» EXERCISE INPUT:
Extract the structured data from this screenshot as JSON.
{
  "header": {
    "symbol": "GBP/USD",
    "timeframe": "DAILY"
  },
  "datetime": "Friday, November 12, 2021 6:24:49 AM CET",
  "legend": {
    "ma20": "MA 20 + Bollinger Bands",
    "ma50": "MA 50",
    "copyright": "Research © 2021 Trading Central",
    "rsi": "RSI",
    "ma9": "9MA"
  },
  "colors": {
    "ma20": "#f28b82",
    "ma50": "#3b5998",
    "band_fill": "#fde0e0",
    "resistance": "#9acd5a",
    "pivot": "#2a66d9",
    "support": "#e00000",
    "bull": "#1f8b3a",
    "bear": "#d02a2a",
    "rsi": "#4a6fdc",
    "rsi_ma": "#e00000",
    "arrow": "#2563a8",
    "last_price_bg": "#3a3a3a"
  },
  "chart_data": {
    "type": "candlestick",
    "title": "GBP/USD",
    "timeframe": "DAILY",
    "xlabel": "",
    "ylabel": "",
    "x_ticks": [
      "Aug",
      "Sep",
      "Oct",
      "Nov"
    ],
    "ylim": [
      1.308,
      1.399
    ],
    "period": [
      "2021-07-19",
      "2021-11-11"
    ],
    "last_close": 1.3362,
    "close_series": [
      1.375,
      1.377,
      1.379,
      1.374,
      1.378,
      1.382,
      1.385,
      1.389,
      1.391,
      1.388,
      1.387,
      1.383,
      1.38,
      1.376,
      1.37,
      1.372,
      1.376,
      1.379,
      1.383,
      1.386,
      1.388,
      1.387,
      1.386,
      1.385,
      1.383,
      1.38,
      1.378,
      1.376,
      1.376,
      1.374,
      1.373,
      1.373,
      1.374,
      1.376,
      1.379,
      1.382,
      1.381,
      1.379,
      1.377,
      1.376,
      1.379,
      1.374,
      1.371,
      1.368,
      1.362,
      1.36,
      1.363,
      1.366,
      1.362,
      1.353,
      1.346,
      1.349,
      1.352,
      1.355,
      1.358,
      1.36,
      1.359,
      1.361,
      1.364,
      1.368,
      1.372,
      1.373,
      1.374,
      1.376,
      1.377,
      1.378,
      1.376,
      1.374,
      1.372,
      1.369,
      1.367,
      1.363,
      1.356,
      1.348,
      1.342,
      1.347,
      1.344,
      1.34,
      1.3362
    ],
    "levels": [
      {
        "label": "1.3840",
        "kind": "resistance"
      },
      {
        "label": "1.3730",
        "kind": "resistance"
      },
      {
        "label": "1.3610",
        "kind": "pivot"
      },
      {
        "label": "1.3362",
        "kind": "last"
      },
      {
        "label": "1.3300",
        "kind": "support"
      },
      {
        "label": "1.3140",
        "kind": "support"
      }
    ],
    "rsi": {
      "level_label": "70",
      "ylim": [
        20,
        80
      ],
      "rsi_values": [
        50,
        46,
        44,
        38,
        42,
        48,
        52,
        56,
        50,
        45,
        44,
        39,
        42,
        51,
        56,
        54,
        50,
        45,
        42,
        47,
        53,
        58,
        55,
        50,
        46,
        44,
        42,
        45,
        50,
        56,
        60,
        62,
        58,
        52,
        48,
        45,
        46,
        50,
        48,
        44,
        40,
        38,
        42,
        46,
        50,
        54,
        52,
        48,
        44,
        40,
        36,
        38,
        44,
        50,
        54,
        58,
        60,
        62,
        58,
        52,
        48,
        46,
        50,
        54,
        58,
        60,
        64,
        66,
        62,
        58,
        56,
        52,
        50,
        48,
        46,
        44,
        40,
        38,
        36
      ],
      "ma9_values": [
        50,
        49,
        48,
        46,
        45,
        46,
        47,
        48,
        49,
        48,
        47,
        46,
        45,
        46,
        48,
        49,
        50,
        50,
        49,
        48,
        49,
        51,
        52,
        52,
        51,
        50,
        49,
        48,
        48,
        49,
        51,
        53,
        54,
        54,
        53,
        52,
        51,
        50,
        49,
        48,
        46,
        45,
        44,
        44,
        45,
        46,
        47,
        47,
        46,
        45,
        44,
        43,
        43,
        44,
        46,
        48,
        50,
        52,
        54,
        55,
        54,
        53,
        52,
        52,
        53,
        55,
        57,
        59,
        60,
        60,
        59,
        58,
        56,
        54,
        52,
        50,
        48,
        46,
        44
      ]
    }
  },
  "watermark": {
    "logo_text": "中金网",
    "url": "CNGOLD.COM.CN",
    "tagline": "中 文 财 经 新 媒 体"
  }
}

--

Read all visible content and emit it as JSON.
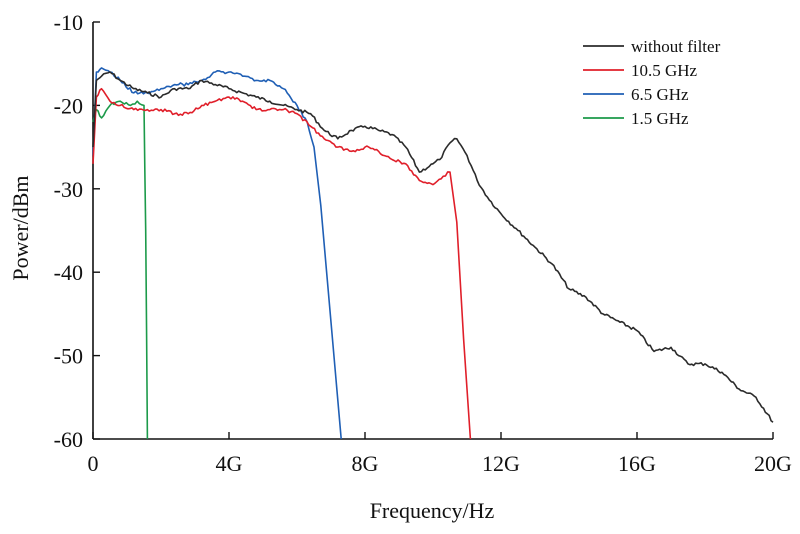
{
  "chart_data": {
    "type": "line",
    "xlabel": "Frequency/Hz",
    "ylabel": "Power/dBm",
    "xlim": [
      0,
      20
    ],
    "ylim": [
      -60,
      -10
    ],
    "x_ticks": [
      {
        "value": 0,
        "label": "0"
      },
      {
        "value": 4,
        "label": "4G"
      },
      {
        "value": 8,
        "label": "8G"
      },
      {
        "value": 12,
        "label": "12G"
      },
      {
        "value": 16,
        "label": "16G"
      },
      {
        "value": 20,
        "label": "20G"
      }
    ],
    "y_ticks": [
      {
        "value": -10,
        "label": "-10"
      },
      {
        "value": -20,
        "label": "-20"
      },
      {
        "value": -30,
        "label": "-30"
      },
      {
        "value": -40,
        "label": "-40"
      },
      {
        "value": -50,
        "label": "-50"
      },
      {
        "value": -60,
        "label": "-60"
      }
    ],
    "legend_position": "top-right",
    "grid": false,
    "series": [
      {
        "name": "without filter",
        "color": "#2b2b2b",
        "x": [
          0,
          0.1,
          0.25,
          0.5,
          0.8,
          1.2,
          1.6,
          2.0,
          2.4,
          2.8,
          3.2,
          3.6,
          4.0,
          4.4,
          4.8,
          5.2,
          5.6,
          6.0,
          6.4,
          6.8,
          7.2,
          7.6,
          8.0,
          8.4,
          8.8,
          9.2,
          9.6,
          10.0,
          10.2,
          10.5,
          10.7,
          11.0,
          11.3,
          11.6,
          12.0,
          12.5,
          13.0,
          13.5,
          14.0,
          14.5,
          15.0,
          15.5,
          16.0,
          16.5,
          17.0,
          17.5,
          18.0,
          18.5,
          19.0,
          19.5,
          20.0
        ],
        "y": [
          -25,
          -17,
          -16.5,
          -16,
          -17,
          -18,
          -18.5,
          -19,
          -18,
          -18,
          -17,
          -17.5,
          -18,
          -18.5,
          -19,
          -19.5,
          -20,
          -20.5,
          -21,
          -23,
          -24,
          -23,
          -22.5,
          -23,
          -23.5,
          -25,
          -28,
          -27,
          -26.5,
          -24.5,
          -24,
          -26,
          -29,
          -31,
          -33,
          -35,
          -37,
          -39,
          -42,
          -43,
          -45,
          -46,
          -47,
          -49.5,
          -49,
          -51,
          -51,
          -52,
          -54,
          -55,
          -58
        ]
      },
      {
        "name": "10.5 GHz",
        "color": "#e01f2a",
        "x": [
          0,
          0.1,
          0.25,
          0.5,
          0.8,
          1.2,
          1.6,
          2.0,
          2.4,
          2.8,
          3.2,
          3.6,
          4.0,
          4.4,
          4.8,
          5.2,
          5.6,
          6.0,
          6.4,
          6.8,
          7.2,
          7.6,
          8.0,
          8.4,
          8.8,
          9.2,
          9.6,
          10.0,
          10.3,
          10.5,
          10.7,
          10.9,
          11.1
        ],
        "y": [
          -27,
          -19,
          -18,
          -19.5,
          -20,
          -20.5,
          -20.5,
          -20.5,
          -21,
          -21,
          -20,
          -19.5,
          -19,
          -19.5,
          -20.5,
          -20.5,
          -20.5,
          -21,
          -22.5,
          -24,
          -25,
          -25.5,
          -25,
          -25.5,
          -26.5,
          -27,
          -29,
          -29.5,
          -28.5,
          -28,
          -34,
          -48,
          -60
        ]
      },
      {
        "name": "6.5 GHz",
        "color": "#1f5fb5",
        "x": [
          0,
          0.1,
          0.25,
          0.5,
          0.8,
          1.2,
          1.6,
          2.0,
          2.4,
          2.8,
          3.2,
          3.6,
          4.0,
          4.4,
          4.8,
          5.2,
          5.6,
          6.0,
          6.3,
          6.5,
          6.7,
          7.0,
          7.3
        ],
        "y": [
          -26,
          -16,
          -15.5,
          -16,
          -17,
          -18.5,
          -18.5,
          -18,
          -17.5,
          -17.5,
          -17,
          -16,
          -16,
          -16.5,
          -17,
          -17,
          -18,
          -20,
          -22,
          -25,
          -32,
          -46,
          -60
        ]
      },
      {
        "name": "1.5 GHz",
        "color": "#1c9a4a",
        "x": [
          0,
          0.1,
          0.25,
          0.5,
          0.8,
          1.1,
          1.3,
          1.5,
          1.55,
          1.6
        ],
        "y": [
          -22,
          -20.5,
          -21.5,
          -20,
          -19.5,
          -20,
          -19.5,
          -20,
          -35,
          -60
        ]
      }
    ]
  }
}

» SHORT TASK: Track down the lines that include the word "name" and copy them.

» ANSWER BELOW:
        "name": "without filter",
        "name": "10.5 GHz",
        "name": "6.5 GHz",
        "name": "1.5 GHz",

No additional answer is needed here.